═══ Data excerpts

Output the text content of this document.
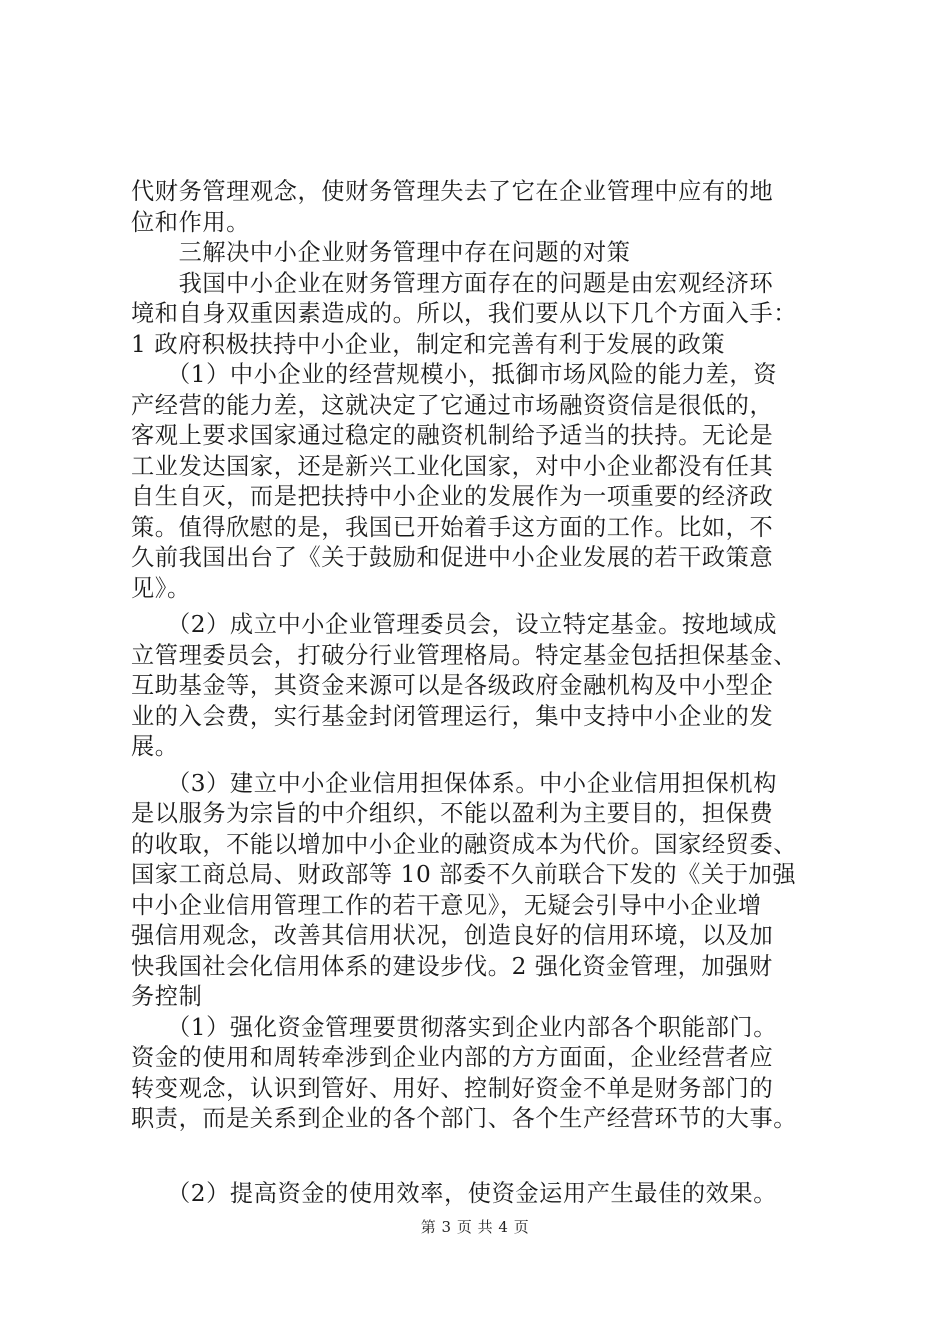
代财务管理观念，使财务管理失去了它在企业管理中应有的地
位和作用。
　　三解决中小企业财务管理中存在问题的对策
　　我国中小企业在财务管理方面存在的问题是由宏观经济环
境和自身双重因素造成的。所以，我们要从以下几个方面入手：
1 政府积极扶持中小企业，制定和完善有利于发展的政策
　　（1）中小企业的经营规模小，抵御市场风险的能力差，资
产经营的能力差，这就决定了它通过市场融资资信是很低的，
客观上要求国家通过稳定的融资机制给予适当的扶持。无论是
工业发达国家，还是新兴工业化国家，对中小企业都没有任其
自生自灭，而是把扶持中小企业的发展作为一项重要的经济政
策。值得欣慰的是，我国已开始着手这方面的工作。比如，不
久前我国出台了《关于鼓励和促进中小企业发展的若干政策意
见》。
　　（2）成立中小企业管理委员会，设立特定基金。按地域成
立管理委员会，打破分行业管理格局。特定基金包括担保基金、
互助基金等，其资金来源可以是各级政府金融机构及中小型企
业的入会费，实行基金封闭管理运行，集中支持中小企业的发
展。
　　（3）建立中小企业信用担保体系。中小企业信用担保机构
是以服务为宗旨的中介组织，不能以盈利为主要目的，担保费
的收取，不能以增加中小企业的融资成本为代价。国家经贸委、
国家工商总局、财政部等 10 部委不久前联合下发的《关于加强
中小企业信用管理工作的若干意见》，无疑会引导中小企业增
强信用观念，改善其信用状况，创造良好的信用环境，以及加
快我国社会化信用体系的建设步伐。2 强化资金管理，加强财
务控制
　　（1）强化资金管理要贯彻落实到企业内部各个职能部门。
资金的使用和周转牵涉到企业内部的方方面面，企业经营者应
转变观念，认识到管好、用好、控制好资金不单是财务部门的
职责，而是关系到企业的各个部门、各个生产经营环节的大事。
　　（2）提高资金的使用效率，使资金运用产生最佳的效果。
第 3 页 共 4 页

══════

§ What is needed
Copy every record above exactly as written, but leave out the pictures.

§ Written answer
Output the text content of this document.
代财务管理观念，使财务管理失去了它在企业管理中应有的地
位和作用。
　　三解决中小企业财务管理中存在问题的对策
　　我国中小企业在财务管理方面存在的问题是由宏观经济环
境和自身双重因素造成的。所以，我们要从以下几个方面入手：
1 政府积极扶持中小企业，制定和完善有利于发展的政策
　　（1）中小企业的经营规模小，抵御市场风险的能力差，资
产经营的能力差，这就决定了它通过市场融资资信是很低的，
客观上要求国家通过稳定的融资机制给予适当的扶持。无论是
工业发达国家，还是新兴工业化国家，对中小企业都没有任其
自生自灭，而是把扶持中小企业的发展作为一项重要的经济政
策。值得欣慰的是，我国已开始着手这方面的工作。比如，不
久前我国出台了《关于鼓励和促进中小企业发展的若干政策意
见》。
　　（2）成立中小企业管理委员会，设立特定基金。按地域成
立管理委员会，打破分行业管理格局。特定基金包括担保基金、
互助基金等，其资金来源可以是各级政府金融机构及中小型企
业的入会费，实行基金封闭管理运行，集中支持中小企业的发
展。
　　（3）建立中小企业信用担保体系。中小企业信用担保机构
是以服务为宗旨的中介组织，不能以盈利为主要目的，担保费
的收取，不能以增加中小企业的融资成本为代价。国家经贸委、
国家工商总局、财政部等 10 部委不久前联合下发的《关于加强
中小企业信用管理工作的若干意见》，无疑会引导中小企业增
强信用观念，改善其信用状况，创造良好的信用环境，以及加
快我国社会化信用体系的建设步伐。2 强化资金管理，加强财
务控制
　　（1）强化资金管理要贯彻落实到企业内部各个职能部门。
资金的使用和周转牵涉到企业内部的方方面面，企业经营者应
转变观念，认识到管好、用好、控制好资金不单是财务部门的
职责，而是关系到企业的各个部门、各个生产经营环节的大事。
　　（2）提高资金的使用效率，使资金运用产生最佳的效果。
第 3 页 共 4 页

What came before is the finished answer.